Start of Provided information

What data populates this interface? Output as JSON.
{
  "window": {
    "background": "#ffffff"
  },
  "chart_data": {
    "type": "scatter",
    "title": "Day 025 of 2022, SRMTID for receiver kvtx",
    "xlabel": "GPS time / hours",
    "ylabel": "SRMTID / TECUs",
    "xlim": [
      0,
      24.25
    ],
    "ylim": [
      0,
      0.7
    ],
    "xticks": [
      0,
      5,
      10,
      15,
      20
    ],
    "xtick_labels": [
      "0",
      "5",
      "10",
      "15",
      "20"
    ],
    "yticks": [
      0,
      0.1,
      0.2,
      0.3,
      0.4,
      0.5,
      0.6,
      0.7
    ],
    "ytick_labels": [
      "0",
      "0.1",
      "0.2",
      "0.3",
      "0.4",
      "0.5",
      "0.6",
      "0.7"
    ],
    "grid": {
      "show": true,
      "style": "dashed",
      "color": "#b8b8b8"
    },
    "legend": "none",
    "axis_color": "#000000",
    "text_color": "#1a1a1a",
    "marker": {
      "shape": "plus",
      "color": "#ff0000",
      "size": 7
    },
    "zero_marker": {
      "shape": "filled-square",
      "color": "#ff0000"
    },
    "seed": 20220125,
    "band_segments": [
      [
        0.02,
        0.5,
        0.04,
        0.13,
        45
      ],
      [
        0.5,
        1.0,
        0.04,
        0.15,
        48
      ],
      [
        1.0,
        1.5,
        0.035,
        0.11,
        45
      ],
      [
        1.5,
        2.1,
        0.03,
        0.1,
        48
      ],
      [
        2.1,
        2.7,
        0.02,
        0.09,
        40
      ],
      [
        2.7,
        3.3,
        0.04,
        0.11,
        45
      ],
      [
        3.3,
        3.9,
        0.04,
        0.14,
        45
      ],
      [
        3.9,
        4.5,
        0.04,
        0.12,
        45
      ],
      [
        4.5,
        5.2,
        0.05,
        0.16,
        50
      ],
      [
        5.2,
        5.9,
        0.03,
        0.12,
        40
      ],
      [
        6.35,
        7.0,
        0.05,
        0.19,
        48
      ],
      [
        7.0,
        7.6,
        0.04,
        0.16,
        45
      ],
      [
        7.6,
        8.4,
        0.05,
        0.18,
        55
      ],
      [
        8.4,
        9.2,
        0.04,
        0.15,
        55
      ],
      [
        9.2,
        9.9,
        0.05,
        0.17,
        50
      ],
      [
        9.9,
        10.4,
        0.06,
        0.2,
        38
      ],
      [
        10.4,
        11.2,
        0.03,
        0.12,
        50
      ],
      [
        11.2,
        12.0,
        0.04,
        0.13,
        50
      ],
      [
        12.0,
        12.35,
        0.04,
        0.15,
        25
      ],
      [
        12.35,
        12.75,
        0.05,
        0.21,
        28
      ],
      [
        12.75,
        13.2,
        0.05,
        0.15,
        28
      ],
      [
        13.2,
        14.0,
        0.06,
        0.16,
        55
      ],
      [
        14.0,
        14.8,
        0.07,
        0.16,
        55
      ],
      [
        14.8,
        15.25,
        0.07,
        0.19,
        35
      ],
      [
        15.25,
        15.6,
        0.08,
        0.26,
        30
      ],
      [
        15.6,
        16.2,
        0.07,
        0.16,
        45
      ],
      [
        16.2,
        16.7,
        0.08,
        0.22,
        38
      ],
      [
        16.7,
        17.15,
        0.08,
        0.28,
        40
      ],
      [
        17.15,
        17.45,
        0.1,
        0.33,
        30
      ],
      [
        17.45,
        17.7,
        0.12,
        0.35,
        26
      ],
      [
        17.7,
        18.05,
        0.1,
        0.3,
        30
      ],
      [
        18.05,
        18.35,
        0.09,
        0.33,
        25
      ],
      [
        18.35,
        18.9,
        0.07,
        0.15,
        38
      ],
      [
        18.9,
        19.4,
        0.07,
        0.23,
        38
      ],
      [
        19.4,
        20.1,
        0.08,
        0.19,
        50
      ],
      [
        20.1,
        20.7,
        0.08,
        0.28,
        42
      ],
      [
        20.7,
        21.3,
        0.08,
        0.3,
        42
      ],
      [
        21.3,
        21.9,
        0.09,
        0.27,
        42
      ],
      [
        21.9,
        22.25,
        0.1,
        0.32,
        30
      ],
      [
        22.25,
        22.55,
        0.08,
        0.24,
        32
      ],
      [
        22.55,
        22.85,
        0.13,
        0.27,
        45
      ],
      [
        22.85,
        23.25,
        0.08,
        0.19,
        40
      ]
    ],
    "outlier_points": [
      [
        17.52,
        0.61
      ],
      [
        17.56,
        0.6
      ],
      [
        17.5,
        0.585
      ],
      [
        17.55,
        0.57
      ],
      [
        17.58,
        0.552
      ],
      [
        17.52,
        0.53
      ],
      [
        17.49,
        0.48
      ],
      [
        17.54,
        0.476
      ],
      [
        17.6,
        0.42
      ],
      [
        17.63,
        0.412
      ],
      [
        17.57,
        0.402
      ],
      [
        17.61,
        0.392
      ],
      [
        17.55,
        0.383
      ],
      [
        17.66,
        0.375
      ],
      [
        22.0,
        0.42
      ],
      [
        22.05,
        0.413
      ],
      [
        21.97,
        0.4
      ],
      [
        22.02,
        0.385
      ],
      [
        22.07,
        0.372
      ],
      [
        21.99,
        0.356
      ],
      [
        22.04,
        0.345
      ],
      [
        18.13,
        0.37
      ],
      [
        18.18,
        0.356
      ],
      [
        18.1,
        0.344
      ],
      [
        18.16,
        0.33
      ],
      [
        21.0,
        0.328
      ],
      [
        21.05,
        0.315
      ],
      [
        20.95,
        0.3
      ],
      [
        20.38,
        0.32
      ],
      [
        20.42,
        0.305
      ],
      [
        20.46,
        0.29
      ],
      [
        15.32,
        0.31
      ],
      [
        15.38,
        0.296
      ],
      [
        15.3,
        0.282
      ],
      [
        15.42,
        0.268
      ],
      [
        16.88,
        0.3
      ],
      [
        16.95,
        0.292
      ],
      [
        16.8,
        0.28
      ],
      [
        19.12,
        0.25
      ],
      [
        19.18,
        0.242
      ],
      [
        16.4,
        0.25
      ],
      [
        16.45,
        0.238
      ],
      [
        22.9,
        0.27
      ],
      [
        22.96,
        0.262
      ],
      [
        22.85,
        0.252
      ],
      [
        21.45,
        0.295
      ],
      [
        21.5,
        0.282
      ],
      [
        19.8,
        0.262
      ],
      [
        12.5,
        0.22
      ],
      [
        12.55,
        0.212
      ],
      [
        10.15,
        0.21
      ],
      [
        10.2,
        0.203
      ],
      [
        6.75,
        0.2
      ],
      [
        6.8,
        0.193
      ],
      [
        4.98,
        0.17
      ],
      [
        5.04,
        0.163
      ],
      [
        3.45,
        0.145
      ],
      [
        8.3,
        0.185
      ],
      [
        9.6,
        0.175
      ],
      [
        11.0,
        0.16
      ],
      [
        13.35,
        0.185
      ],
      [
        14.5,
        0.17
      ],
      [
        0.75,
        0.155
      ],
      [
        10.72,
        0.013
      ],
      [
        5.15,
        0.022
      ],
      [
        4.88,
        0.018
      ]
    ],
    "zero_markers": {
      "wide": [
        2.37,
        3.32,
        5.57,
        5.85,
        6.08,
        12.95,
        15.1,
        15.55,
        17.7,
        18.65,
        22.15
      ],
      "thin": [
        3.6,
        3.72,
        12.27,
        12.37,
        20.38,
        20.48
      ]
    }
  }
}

End of Provided information

Task objective ▸
List every line from the entries above in which "SRMTID" appears.

Complete response ▸
    "title": "Day 025 of 2022, SRMTID for receiver kvtx",
    "ylabel": "SRMTID / TECUs",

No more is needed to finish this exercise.